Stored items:
::::

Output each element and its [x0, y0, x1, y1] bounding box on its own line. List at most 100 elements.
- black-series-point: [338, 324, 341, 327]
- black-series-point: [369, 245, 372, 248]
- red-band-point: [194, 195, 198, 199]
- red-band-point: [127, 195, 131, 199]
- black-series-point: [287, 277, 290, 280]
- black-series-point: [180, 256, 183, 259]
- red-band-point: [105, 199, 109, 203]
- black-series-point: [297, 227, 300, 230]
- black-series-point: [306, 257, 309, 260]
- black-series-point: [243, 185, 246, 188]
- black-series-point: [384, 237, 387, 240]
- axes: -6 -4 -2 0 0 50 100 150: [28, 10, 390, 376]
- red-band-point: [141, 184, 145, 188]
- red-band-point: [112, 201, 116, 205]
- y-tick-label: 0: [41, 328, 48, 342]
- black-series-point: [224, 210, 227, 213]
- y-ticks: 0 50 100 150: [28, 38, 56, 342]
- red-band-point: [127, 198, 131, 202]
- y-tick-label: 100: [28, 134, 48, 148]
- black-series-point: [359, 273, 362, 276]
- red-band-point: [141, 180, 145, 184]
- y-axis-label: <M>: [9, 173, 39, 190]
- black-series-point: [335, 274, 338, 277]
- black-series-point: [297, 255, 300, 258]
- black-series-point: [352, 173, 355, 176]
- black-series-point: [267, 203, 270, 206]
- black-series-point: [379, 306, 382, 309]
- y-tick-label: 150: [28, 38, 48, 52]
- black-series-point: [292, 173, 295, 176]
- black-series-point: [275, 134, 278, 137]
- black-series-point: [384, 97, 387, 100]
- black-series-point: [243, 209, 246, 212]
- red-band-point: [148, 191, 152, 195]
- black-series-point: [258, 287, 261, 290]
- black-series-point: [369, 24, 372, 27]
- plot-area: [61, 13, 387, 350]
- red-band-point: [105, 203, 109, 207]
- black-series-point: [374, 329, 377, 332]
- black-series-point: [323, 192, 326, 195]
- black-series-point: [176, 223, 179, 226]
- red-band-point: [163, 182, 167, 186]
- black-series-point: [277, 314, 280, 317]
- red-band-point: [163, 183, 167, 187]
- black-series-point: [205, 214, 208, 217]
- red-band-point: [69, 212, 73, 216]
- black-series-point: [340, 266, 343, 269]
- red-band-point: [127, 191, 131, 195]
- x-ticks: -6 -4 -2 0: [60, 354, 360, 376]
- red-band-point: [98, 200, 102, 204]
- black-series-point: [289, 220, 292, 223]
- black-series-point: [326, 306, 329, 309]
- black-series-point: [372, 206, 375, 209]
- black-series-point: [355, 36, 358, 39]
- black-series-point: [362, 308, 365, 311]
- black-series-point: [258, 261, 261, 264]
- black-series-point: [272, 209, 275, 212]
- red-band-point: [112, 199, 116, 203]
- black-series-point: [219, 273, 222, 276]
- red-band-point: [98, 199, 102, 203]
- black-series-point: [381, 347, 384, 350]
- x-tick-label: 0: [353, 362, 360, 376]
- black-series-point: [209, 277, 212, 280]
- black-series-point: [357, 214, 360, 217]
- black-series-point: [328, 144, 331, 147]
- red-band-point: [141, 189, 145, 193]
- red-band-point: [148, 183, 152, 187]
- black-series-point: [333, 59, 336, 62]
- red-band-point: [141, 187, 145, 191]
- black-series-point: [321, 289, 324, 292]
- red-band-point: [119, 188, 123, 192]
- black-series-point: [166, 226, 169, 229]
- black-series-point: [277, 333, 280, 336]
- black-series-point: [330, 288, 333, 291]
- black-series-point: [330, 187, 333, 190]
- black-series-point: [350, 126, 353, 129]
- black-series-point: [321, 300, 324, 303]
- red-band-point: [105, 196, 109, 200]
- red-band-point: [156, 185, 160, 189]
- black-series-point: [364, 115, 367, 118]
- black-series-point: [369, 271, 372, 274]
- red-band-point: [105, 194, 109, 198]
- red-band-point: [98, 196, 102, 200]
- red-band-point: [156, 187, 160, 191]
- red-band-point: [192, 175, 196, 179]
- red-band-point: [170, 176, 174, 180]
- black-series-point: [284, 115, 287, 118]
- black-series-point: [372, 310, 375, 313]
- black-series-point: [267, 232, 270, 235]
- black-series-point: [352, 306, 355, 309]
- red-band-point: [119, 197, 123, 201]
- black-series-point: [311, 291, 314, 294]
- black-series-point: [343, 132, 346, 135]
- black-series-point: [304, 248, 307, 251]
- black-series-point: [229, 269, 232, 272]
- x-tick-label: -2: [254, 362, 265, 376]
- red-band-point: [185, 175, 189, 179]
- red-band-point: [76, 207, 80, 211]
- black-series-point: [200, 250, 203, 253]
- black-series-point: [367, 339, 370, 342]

::::

### AIM
Give every line of the records above as a Markdown table with the columns Row and Line. Number each line and leave out any blank lines.

### EXERCISE OUTPUT
| Row | Line |
|---|---|
| 1 | Output each element and its [x0, y0, x1, y1] bounding box on its own line. List at most 100 elements. |
| 2 | - black-series-point: [338, 324, 341, 327] |
| 3 | - black-series-point: [369, 245, 372, 248] |
| 4 | - red-band-point: [194, 195, 198, 199] |
| 5 | - red-band-point: [127, 195, 131, 199] |
| 6 | - black-series-point: [287, 277, 290, 280] |
| 7 | - black-series-point: [180, 256, 183, 259] |
| 8 | - red-band-point: [105, 199, 109, 203] |
| 9 | - black-series-point: [297, 227, 300, 230] |
| 10 | - black-series-point: [306, 257, 309, 260] |
| 11 | - black-series-point: [243, 185, 246, 188] |
| 12 | - black-series-point: [384, 237, 387, 240] |
| 13 | - axes: -6 -4 -2 0 0 50 100 150: [28, 10, 390, 376] |
| 14 | - red-band-point: [141, 184, 145, 188] |
| 15 | - red-band-point: [112, 201, 116, 205] |
| 16 | - y-tick-label: 0: [41, 328, 48, 342] |
| 17 | - black-series-point: [224, 210, 227, 213] |
| 18 | - y-ticks: 0 50 100 150: [28, 38, 56, 342] |
| 19 | - red-band-point: [127, 198, 131, 202] |
| 20 | - y-tick-label: 100: [28, 134, 48, 148] |
| 21 | - black-series-point: [359, 273, 362, 276] |
| 22 | - red-band-point: [141, 180, 145, 184] |
| 23 | - y-axis-label: <M>: [9, 173, 39, 190] |
| 24 | - black-series-point: [335, 274, 338, 277] |
| 25 | - black-series-point: [297, 255, 300, 258] |
| 26 | - black-series-point: [352, 173, 355, 176] |
| 27 | - black-series-point: [267, 203, 270, 206] |
| 28 | - black-series-point: [379, 306, 382, 309] |
| 29 | - y-tick-label: 150: [28, 38, 48, 52] |
| 30 | - black-series-point: [292, 173, 295, 176] |
| 31 | - black-series-point: [275, 134, 278, 137] |
| 32 | - black-series-point: [384, 97, 387, 100] |
| 33 | - black-series-point: [243, 209, 246, 212] |
| 34 | - red-band-point: [148, 191, 152, 195] |
| 35 | - black-series-point: [258, 287, 261, 290] |
| 36 | - black-series-point: [369, 24, 372, 27] |
| 37 | - plot-area: [61, 13, 387, 350] |
| 38 | - red-band-point: [105, 203, 109, 207] |
| 39 | - black-series-point: [374, 329, 377, 332] |
| 40 | - black-series-point: [323, 192, 326, 195] |
| 41 | - black-series-point: [176, 223, 179, 226] |
| 42 | - red-band-point: [163, 182, 167, 186] |
| 43 | - black-series-point: [277, 314, 280, 317] |
| 44 | - red-band-point: [163, 183, 167, 187] |
| 45 | - black-series-point: [205, 214, 208, 217] |
| 46 | - red-band-point: [69, 212, 73, 216] |
| 47 | - black-series-point: [340, 266, 343, 269] |
| 48 | - red-band-point: [127, 191, 131, 195] |
| 49 | - x-ticks: -6 -4 -2 0: [60, 354, 360, 376] |
| 50 | - red-band-point: [98, 200, 102, 204] |
| 51 | - black-series-point: [289, 220, 292, 223] |
| 52 | - black-series-point: [326, 306, 329, 309] |
| 53 | - black-series-point: [372, 206, 375, 209] |
| 54 | - black-series-point: [355, 36, 358, 39] |
| 55 | - black-series-point: [362, 308, 365, 311] |
| 56 | - black-series-point: [258, 261, 261, 264] |
| 57 | - black-series-point: [272, 209, 275, 212] |
| 58 | - red-band-point: [112, 199, 116, 203] |
| 59 | - black-series-point: [219, 273, 222, 276] |
| 60 | - red-band-point: [98, 199, 102, 203] |
| 61 | - black-series-point: [381, 347, 384, 350] |
| 62 | - x-tick-label: 0: [353, 362, 360, 376] |
| 63 | - black-series-point: [209, 277, 212, 280] |
| 64 | - black-series-point: [357, 214, 360, 217] |
| 65 | - black-series-point: [328, 144, 331, 147] |
| 66 | - red-band-point: [141, 189, 145, 193] |
| 67 | - red-band-point: [148, 183, 152, 187] |
| 68 | - black-series-point: [333, 59, 336, 62] |
| 69 | - red-band-point: [141, 187, 145, 191] |
| 70 | - black-series-point: [321, 289, 324, 292] |
| 71 | - red-band-point: [119, 188, 123, 192] |
| 72 | - black-series-point: [166, 226, 169, 229] |
| 73 | - black-series-point: [277, 333, 280, 336] |
| 74 | - black-series-point: [330, 288, 333, 291] |
| 75 | - black-series-point: [330, 187, 333, 190] |
| 76 | - black-series-point: [350, 126, 353, 129] |
| 77 | - black-series-point: [321, 300, 324, 303] |
| 78 | - red-band-point: [105, 196, 109, 200] |
| 79 | - red-band-point: [156, 185, 160, 189] |
| 80 | - black-series-point: [364, 115, 367, 118] |
| 81 | - black-series-point: [369, 271, 372, 274] |
| 82 | - red-band-point: [105, 194, 109, 198] |
| 83 | - red-band-point: [98, 196, 102, 200] |
| 84 | - red-band-point: [156, 187, 160, 191] |
| 85 | - red-band-point: [192, 175, 196, 179] |
| 86 | - red-band-point: [170, 176, 174, 180] |
| 87 | - black-series-point: [284, 115, 287, 118] |
| 88 | - black-series-point: [372, 310, 375, 313] |
| 89 | - black-series-point: [267, 232, 270, 235] |
| 90 | - black-series-point: [352, 306, 355, 309] |
| 91 | - red-band-point: [119, 197, 123, 201] |
| 92 | - black-series-point: [311, 291, 314, 294] |
| 93 | - black-series-point: [343, 132, 346, 135] |
| 94 | - black-series-point: [304, 248, 307, 251] |
| 95 | - black-series-point: [229, 269, 232, 272] |
| 96 | - x-tick-label: -2: [254, 362, 265, 376] |
| 97 | - red-band-point: [185, 175, 189, 179] |
| 98 | - red-band-point: [76, 207, 80, 211] |
| 99 | - black-series-point: [200, 250, 203, 253] |
| 100 | - black-series-point: [367, 339, 370, 342] |